**Written instruction**
The records that follow must be repeated verbatim, every one of them.

**Information shown**
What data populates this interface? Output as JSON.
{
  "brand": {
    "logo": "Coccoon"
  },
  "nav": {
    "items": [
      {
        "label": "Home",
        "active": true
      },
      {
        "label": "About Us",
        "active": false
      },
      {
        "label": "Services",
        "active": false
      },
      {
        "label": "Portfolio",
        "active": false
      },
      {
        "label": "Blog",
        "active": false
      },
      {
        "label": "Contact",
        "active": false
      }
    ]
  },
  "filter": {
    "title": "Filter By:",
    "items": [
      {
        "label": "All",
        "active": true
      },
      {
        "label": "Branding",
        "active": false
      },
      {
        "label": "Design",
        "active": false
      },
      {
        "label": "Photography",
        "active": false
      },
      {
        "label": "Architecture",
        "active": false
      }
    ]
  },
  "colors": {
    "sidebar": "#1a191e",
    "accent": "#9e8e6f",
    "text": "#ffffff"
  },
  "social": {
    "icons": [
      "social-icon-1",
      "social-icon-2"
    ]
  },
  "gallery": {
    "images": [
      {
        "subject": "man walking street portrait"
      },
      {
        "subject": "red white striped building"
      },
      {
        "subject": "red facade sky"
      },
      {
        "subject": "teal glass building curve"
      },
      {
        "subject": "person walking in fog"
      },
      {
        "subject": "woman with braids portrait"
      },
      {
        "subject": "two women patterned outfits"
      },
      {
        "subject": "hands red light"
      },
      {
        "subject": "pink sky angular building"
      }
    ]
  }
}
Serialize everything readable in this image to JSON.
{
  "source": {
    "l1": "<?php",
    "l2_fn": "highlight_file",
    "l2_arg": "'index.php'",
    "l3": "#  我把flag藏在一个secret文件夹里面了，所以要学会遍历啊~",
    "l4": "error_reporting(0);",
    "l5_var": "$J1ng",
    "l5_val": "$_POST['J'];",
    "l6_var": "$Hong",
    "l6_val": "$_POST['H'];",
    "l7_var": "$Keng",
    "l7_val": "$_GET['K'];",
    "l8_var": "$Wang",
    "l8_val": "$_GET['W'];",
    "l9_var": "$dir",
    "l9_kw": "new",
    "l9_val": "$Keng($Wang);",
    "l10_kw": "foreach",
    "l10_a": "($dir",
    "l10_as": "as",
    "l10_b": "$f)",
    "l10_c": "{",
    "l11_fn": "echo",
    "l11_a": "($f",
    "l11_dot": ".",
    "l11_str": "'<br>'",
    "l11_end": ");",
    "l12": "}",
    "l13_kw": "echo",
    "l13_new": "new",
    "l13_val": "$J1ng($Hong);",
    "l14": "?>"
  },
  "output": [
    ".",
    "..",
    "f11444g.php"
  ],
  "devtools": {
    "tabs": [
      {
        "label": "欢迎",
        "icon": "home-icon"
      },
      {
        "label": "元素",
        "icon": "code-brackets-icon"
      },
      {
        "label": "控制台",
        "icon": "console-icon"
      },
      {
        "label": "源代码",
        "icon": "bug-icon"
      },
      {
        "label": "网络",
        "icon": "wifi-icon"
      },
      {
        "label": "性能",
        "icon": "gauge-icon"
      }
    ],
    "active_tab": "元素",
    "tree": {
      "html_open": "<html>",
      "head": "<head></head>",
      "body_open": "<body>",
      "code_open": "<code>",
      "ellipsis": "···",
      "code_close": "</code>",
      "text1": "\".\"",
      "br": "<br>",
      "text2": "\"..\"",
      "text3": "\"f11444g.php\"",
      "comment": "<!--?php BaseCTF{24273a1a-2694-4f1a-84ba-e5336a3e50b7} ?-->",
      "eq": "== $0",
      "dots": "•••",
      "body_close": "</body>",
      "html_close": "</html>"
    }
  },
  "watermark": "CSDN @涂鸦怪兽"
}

**Finished task**
What data populates this interface? Output as JSON.
{
  "brand": {
    "logo": "Coccoon"
  },
  "nav": {
    "items": [
      {
        "label": "Home",
        "active": true
      },
      {
        "label": "About Us",
        "active": false
      },
      {
        "label": "Services",
        "active": false
      },
      {
        "label": "Portfolio",
        "active": false
      },
      {
        "label": "Blog",
        "active": false
      },
      {
        "label": "Contact",
        "active": false
      }
    ]
  },
  "filter": {
    "title": "Filter By:",
    "items": [
      {
        "label": "All",
        "active": true
      },
      {
        "label": "Branding",
        "active": false
      },
      {
        "label": "Design",
        "active": false
      },
      {
        "label": "Photography",
        "active": false
      },
      {
        "label": "Architecture",
        "active": false
      }
    ]
  },
  "colors": {
    "sidebar": "#1a191e",
    "accent": "#9e8e6f",
    "text": "#ffffff"
  },
  "social": {
    "icons": [
      "social-icon-1",
      "social-icon-2"
    ]
  },
  "gallery": {
    "images": [
      {
        "subject": "man walking street portrait"
      },
      {
        "subject": "red white striped building"
      },
      {
        "subject": "red facade sky"
      },
      {
        "subject": "teal glass building curve"
      },
      {
        "subject": "person walking in fog"
      },
      {
        "subject": "woman with braids portrait"
      },
      {
        "subject": "two women patterned outfits"
      },
      {
        "subject": "hands red light"
      },
      {
        "subject": "pink sky angular building"
      }
    ]
  }
}
Serialize everything readable in this image to JSON.
{
  "source": {
    "l1": "<?php",
    "l2_fn": "highlight_file",
    "l2_arg": "'index.php'",
    "l3": "#  我把flag藏在一个secret文件夹里面了，所以要学会遍历啊~",
    "l4": "error_reporting(0);",
    "l5_var": "$J1ng",
    "l5_val": "$_POST['J'];",
    "l6_var": "$Hong",
    "l6_val": "$_POST['H'];",
    "l7_var": "$Keng",
    "l7_val": "$_GET['K'];",
    "l8_var": "$Wang",
    "l8_val": "$_GET['W'];",
    "l9_var": "$dir",
    "l9_kw": "new",
    "l9_val": "$Keng($Wang);",
    "l10_kw": "foreach",
    "l10_a": "($dir",
    "l10_as": "as",
    "l10_b": "$f)",
    "l10_c": "{",
    "l11_fn": "echo",
    "l11_a": "($f",
    "l11_dot": ".",
    "l11_str": "'<br>'",
    "l11_end": ");",
    "l12": "}",
    "l13_kw": "echo",
    "l13_new": "new",
    "l13_val": "$J1ng($Hong);",
    "l14": "?>"
  },
  "output": [
    ".",
    "..",
    "f11444g.php"
  ],
  "devtools": {
    "tabs": [
      {
        "label": "欢迎",
        "icon": "home-icon"
      },
      {
        "label": "元素",
        "icon": "code-brackets-icon"
      },
      {
        "label": "控制台",
        "icon": "console-icon"
      },
      {
        "label": "源代码",
        "icon": "bug-icon"
      },
      {
        "label": "网络",
        "icon": "wifi-icon"
      },
      {
        "label": "性能",
        "icon": "gauge-icon"
      }
    ],
    "active_tab": "元素",
    "tree": {
      "html_open": "<html>",
      "head": "<head></head>",
      "body_open": "<body>",
      "code_open": "<code>",
      "ellipsis": "···",
      "code_close": "</code>",
      "text1": "\".\"",
      "br": "<br>",
      "text2": "\"..\"",
      "text3": "\"f11444g.php\"",
      "comment": "<!--?php BaseCTF{24273a1a-2694-4f1a-84ba-e5336a3e50b7} ?-->",
      "eq": "== $0",
      "dots": "•••",
      "body_close": "</body>",
      "html_close": "</html>"
    }
  },
  "watermark": "CSDN @涂鸦怪兽"
}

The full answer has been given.